→ WRITTEN REQUEST: Transcribe every record that appears below, exactly and in full.

(begin)

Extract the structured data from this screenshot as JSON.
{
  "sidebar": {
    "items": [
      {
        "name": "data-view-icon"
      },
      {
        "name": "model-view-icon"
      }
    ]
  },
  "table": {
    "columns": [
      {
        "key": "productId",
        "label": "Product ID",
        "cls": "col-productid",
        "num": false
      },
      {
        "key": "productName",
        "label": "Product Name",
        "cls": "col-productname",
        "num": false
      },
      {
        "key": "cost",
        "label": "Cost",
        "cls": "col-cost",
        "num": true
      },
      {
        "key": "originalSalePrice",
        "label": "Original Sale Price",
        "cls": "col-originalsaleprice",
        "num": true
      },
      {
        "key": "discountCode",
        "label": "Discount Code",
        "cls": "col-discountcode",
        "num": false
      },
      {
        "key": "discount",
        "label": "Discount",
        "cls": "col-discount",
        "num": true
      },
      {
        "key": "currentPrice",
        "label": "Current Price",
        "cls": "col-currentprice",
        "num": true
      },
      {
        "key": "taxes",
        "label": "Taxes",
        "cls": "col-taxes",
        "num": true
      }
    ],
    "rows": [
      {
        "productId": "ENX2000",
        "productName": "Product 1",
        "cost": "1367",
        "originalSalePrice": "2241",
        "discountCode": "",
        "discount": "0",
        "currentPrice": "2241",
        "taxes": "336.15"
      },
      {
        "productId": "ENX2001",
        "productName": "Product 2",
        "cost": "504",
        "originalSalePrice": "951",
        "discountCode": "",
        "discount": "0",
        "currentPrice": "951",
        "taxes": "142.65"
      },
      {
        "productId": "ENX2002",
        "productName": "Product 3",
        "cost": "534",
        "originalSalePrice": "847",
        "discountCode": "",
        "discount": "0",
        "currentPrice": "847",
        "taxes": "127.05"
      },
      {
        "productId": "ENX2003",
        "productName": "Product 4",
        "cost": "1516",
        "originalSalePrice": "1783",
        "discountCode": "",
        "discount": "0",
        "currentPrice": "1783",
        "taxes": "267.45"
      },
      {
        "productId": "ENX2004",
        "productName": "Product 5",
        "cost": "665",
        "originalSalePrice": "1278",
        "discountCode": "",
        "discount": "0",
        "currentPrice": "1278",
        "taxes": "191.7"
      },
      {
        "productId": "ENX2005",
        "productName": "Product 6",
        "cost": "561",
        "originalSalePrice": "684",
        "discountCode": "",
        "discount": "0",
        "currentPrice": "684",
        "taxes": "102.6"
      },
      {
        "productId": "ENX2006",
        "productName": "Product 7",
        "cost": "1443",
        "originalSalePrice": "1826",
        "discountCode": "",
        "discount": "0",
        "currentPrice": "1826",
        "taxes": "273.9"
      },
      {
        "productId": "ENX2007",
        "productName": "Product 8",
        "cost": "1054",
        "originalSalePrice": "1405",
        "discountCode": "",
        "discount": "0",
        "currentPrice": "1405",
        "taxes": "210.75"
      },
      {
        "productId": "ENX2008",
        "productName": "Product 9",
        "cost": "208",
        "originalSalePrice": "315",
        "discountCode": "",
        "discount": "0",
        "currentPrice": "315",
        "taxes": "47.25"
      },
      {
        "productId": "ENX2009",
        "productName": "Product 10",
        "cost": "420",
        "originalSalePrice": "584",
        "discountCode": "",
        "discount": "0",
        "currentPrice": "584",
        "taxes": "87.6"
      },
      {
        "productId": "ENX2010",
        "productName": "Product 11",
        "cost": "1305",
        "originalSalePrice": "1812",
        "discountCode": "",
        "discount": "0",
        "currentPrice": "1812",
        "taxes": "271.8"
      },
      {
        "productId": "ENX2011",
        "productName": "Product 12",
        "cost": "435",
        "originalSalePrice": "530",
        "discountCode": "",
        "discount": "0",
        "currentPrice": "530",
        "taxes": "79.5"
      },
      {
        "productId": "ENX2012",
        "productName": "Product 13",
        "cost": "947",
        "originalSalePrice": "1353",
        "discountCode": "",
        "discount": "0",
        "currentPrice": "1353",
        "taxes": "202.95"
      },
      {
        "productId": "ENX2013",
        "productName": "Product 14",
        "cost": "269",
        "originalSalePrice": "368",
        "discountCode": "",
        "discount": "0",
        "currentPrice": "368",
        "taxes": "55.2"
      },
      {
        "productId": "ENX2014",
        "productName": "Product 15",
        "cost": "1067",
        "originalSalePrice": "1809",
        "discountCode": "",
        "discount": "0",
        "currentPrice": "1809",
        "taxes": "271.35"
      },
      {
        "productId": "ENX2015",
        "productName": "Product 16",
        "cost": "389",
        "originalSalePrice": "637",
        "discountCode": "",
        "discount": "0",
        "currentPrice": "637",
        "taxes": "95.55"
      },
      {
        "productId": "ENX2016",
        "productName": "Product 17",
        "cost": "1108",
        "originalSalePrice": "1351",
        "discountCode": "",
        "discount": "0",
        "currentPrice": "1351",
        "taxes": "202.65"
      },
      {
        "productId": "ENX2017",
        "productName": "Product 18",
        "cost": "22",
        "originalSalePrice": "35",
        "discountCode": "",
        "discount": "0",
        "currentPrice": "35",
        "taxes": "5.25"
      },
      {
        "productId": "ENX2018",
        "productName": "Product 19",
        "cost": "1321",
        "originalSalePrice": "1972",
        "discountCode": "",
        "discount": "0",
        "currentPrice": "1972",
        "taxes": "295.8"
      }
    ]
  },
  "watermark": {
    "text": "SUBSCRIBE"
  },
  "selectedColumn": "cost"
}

(end)

→ RESULT OF THIS TASK:
Extract the structured data from this screenshot as JSON.
{
  "sidebar": {
    "items": [
      {
        "name": "data-view-icon"
      },
      {
        "name": "model-view-icon"
      }
    ]
  },
  "table": {
    "columns": [
      {
        "key": "productId",
        "label": "Product ID",
        "cls": "col-productid",
        "num": false
      },
      {
        "key": "productName",
        "label": "Product Name",
        "cls": "col-productname",
        "num": false
      },
      {
        "key": "cost",
        "label": "Cost",
        "cls": "col-cost",
        "num": true
      },
      {
        "key": "originalSalePrice",
        "label": "Original Sale Price",
        "cls": "col-originalsaleprice",
        "num": true
      },
      {
        "key": "discountCode",
        "label": "Discount Code",
        "cls": "col-discountcode",
        "num": false
      },
      {
        "key": "discount",
        "label": "Discount",
        "cls": "col-discount",
        "num": true
      },
      {
        "key": "currentPrice",
        "label": "Current Price",
        "cls": "col-currentprice",
        "num": true
      },
      {
        "key": "taxes",
        "label": "Taxes",
        "cls": "col-taxes",
        "num": true
      }
    ],
    "rows": [
      {
        "productId": "ENX2000",
        "productName": "Product 1",
        "cost": "1367",
        "originalSalePrice": "2241",
        "discountCode": "",
        "discount": "0",
        "currentPrice": "2241",
        "taxes": "336.15"
      },
      {
        "productId": "ENX2001",
        "productName": "Product 2",
        "cost": "504",
        "originalSalePrice": "951",
        "discountCode": "",
        "discount": "0",
        "currentPrice": "951",
        "taxes": "142.65"
      },
      {
        "productId": "ENX2002",
        "productName": "Product 3",
        "cost": "534",
        "originalSalePrice": "847",
        "discountCode": "",
        "discount": "0",
        "currentPrice": "847",
        "taxes": "127.05"
      },
      {
        "productId": "ENX2003",
        "productName": "Product 4",
        "cost": "1516",
        "originalSalePrice": "1783",
        "discountCode": "",
        "discount": "0",
        "currentPrice": "1783",
        "taxes": "267.45"
      },
      {
        "productId": "ENX2004",
        "productName": "Product 5",
        "cost": "665",
        "originalSalePrice": "1278",
        "discountCode": "",
        "discount": "0",
        "currentPrice": "1278",
        "taxes": "191.7"
      },
      {
        "productId": "ENX2005",
        "productName": "Product 6",
        "cost": "561",
        "originalSalePrice": "684",
        "discountCode": "",
        "discount": "0",
        "currentPrice": "684",
        "taxes": "102.6"
      },
      {
        "productId": "ENX2006",
        "productName": "Product 7",
        "cost": "1443",
        "originalSalePrice": "1826",
        "discountCode": "",
        "discount": "0",
        "currentPrice": "1826",
        "taxes": "273.9"
      },
      {
        "productId": "ENX2007",
        "productName": "Product 8",
        "cost": "1054",
        "originalSalePrice": "1405",
        "discountCode": "",
        "discount": "0",
        "currentPrice": "1405",
        "taxes": "210.75"
      },
      {
        "productId": "ENX2008",
        "productName": "Product 9",
        "cost": "208",
        "originalSalePrice": "315",
        "discountCode": "",
        "discount": "0",
        "currentPrice": "315",
        "taxes": "47.25"
      },
      {
        "productId": "ENX2009",
        "productName": "Product 10",
        "cost": "420",
        "originalSalePrice": "584",
        "discountCode": "",
        "discount": "0",
        "currentPrice": "584",
        "taxes": "87.6"
      },
      {
        "productId": "ENX2010",
        "productName": "Product 11",
        "cost": "1305",
        "originalSalePrice": "1812",
        "discountCode": "",
        "discount": "0",
        "currentPrice": "1812",
        "taxes": "271.8"
      },
      {
        "productId": "ENX2011",
        "productName": "Product 12",
        "cost": "435",
        "originalSalePrice": "530",
        "discountCode": "",
        "discount": "0",
        "currentPrice": "530",
        "taxes": "79.5"
      },
      {
        "productId": "ENX2012",
        "productName": "Product 13",
        "cost": "947",
        "originalSalePrice": "1353",
        "discountCode": "",
        "discount": "0",
        "currentPrice": "1353",
        "taxes": "202.95"
      },
      {
        "productId": "ENX2013",
        "productName": "Product 14",
        "cost": "269",
        "originalSalePrice": "368",
        "discountCode": "",
        "discount": "0",
        "currentPrice": "368",
        "taxes": "55.2"
      },
      {
        "productId": "ENX2014",
        "productName": "Product 15",
        "cost": "1067",
        "originalSalePrice": "1809",
        "discountCode": "",
        "discount": "0",
        "currentPrice": "1809",
        "taxes": "271.35"
      },
      {
        "productId": "ENX2015",
        "productName": "Product 16",
        "cost": "389",
        "originalSalePrice": "637",
        "discountCode": "",
        "discount": "0",
        "currentPrice": "637",
        "taxes": "95.55"
      },
      {
        "productId": "ENX2016",
        "productName": "Product 17",
        "cost": "1108",
        "originalSalePrice": "1351",
        "discountCode": "",
        "discount": "0",
        "currentPrice": "1351",
        "taxes": "202.65"
      },
      {
        "productId": "ENX2017",
        "productName": "Product 18",
        "cost": "22",
        "originalSalePrice": "35",
        "discountCode": "",
        "discount": "0",
        "currentPrice": "35",
        "taxes": "5.25"
      },
      {
        "productId": "ENX2018",
        "productName": "Product 19",
        "cost": "1321",
        "originalSalePrice": "1972",
        "discountCode": "",
        "discount": "0",
        "currentPrice": "1972",
        "taxes": "295.8"
      }
    ]
  },
  "watermark": {
    "text": "SUBSCRIBE"
  },
  "selectedColumn": "cost"
}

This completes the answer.